# EXERCISE DIRECTIONS
Look through the listing for the word "Educación". Copy each line that has it.

# DATA EXTRACT

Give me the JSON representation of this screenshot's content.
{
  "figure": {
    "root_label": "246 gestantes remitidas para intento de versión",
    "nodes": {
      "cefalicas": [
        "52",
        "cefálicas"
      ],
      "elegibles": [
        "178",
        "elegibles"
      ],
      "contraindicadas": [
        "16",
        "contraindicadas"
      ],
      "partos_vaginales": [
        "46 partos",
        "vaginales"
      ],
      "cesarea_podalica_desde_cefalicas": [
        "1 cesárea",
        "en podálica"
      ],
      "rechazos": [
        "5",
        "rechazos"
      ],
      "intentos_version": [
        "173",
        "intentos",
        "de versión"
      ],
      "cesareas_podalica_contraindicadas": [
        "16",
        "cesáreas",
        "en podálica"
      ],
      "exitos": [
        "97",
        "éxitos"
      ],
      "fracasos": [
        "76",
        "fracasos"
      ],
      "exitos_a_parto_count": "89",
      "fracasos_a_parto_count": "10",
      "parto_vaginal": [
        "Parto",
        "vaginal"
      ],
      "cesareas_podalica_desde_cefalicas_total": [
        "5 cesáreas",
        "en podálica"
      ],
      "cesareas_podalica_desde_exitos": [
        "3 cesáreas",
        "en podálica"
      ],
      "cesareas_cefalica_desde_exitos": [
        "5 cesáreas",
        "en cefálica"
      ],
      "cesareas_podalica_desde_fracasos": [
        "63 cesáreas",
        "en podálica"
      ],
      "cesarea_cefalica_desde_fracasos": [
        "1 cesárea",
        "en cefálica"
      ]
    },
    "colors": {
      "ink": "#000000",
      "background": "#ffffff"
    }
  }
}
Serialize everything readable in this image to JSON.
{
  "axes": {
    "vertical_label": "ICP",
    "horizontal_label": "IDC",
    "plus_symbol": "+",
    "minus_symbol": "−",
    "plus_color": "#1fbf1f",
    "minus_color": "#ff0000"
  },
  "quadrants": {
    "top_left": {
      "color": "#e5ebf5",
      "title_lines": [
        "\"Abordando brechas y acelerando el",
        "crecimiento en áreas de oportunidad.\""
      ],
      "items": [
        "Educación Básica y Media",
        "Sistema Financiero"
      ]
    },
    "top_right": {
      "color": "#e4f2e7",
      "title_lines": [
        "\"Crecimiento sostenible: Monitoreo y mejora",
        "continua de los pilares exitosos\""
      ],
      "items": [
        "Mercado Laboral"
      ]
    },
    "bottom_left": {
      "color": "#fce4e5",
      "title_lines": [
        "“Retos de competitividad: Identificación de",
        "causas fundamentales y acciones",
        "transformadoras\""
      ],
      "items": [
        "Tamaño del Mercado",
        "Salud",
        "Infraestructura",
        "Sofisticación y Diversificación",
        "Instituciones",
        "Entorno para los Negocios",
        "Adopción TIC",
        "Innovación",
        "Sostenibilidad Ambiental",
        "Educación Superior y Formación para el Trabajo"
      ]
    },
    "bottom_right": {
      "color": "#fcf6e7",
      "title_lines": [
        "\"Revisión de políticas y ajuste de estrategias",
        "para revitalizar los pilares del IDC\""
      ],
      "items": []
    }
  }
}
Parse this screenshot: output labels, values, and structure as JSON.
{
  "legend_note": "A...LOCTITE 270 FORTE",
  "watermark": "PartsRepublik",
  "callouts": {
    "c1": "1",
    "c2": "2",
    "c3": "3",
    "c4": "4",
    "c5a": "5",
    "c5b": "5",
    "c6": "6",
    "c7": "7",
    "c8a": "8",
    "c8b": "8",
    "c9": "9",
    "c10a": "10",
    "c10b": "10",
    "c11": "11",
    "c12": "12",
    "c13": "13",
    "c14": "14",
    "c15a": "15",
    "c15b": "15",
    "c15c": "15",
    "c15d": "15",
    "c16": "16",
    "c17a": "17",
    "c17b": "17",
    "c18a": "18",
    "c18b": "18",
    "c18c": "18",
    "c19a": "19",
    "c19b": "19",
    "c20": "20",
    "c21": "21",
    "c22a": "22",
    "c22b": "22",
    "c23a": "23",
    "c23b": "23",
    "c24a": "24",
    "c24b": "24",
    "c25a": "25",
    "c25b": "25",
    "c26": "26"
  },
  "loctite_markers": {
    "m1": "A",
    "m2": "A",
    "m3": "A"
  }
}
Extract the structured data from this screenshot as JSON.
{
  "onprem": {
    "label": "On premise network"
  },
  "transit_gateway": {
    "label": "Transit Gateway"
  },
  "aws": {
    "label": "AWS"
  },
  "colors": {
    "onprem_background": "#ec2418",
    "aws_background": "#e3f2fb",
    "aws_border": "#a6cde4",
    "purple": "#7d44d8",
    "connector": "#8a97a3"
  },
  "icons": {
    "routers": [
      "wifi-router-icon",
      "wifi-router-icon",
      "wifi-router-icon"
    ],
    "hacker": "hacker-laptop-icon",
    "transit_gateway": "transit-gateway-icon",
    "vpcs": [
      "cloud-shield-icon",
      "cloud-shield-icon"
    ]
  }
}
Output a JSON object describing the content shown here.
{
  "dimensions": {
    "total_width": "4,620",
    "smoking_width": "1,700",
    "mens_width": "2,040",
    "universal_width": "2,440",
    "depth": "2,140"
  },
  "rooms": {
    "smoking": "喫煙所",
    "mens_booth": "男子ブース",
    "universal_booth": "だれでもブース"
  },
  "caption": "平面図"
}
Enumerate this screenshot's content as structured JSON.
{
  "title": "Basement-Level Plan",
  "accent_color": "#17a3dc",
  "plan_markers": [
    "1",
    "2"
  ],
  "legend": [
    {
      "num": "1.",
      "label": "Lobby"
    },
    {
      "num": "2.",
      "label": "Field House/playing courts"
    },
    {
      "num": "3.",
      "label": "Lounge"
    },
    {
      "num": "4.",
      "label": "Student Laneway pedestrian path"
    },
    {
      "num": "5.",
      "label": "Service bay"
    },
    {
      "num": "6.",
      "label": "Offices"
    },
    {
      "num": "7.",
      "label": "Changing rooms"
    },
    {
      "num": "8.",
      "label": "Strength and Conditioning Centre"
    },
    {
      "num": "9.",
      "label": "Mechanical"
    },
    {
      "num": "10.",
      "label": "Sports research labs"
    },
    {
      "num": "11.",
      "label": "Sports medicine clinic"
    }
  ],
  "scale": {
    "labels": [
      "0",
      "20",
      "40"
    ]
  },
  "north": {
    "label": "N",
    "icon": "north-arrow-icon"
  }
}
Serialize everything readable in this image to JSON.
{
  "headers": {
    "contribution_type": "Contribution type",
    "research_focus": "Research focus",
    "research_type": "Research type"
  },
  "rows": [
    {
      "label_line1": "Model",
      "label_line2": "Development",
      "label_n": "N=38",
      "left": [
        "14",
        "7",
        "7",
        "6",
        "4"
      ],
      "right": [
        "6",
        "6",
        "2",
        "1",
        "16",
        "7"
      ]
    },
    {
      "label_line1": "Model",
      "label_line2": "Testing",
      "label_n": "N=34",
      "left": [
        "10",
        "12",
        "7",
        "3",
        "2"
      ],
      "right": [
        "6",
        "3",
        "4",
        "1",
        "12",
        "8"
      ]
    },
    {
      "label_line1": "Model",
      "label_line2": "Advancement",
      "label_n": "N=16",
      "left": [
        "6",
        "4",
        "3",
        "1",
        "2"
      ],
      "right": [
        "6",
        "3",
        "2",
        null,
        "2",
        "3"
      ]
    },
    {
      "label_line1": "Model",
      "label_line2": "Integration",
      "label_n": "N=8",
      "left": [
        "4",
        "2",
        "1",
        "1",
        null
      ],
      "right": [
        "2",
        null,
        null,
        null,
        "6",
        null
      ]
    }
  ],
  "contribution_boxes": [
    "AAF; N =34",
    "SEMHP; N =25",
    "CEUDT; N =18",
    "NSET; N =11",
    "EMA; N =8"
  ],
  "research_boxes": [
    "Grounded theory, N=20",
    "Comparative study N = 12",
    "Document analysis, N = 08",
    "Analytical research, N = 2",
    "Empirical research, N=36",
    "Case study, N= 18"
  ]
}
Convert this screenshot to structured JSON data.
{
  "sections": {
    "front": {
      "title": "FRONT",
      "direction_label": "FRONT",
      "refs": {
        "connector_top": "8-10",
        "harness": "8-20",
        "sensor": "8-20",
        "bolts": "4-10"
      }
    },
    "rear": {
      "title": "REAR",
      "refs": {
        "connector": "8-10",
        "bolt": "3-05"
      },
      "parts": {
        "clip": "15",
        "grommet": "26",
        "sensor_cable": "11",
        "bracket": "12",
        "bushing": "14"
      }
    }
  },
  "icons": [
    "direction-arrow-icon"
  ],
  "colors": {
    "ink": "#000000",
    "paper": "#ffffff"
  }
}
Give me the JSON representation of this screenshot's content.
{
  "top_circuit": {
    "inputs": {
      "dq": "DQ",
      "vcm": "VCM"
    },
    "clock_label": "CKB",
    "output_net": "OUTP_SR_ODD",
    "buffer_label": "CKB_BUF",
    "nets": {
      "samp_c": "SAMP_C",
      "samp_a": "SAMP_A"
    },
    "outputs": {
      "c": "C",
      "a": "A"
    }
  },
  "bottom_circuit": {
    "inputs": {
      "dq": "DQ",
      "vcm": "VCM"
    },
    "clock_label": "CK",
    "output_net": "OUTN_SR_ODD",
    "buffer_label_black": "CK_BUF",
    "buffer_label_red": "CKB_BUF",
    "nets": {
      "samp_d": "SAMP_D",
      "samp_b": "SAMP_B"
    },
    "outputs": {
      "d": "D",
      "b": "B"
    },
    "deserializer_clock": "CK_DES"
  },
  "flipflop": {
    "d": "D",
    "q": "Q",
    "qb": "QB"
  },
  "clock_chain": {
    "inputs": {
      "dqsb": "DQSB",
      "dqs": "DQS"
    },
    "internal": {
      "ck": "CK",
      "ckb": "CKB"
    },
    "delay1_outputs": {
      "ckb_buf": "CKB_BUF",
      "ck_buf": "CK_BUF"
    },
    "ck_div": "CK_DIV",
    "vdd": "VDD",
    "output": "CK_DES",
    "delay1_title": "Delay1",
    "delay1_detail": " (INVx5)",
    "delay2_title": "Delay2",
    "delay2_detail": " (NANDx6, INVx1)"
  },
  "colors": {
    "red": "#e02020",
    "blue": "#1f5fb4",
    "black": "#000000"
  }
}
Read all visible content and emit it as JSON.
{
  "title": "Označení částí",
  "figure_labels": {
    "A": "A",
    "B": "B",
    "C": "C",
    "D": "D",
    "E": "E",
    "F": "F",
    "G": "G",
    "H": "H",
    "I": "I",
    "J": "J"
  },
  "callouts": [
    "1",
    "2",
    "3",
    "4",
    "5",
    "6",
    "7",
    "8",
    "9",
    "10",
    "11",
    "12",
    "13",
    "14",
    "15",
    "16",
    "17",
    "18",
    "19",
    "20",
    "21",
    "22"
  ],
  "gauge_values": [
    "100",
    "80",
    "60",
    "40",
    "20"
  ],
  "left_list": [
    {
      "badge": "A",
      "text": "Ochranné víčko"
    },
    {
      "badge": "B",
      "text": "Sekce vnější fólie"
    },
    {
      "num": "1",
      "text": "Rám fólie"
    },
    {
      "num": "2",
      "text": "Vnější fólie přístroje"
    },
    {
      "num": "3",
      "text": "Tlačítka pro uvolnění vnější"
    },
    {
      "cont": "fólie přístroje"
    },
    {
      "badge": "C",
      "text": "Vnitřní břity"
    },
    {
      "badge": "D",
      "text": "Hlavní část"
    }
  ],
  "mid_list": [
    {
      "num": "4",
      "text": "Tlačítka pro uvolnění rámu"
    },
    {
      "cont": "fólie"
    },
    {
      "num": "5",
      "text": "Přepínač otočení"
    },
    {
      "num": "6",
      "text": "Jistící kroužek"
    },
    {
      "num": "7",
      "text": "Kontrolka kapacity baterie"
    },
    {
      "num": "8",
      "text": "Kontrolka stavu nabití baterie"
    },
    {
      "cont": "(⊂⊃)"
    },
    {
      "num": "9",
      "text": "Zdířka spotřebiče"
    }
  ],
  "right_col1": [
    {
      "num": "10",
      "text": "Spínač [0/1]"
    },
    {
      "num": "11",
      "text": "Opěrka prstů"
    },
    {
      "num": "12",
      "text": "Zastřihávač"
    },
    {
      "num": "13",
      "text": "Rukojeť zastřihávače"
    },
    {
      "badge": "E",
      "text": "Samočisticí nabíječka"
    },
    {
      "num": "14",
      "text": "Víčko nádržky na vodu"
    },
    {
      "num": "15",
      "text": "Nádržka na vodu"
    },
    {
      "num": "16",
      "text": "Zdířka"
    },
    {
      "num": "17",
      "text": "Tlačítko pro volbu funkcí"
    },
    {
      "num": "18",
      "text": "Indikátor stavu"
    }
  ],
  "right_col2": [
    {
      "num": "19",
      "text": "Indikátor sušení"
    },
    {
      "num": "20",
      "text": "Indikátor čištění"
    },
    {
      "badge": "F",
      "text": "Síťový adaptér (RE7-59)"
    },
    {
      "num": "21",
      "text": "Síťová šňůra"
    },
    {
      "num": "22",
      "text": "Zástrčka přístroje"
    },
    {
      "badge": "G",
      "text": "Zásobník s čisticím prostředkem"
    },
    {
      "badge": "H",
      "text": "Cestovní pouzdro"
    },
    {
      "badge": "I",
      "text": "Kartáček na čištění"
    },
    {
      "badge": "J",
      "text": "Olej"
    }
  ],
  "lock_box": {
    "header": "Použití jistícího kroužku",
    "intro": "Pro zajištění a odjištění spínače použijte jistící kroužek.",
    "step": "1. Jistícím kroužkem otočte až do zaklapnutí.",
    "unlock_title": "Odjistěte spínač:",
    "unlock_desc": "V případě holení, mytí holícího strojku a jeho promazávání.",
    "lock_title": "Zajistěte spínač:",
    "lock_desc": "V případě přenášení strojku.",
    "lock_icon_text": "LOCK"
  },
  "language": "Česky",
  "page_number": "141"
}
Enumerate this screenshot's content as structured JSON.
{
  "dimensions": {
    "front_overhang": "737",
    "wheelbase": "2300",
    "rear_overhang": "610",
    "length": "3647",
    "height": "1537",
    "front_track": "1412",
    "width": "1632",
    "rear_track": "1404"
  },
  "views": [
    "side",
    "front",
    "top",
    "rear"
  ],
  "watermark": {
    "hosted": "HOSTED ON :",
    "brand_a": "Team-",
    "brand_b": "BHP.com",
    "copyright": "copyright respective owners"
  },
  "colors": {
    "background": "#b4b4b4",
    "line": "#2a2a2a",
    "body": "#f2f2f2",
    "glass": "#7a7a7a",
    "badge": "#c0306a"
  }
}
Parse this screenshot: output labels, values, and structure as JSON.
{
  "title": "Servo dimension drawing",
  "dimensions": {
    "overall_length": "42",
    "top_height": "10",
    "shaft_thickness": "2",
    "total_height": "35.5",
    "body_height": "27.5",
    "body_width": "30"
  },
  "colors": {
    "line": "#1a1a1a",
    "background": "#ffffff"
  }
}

# EXERCISE RESPONSE
        "Educación Básica y Media",
        "Educación Superior y Formación para el Trabajo"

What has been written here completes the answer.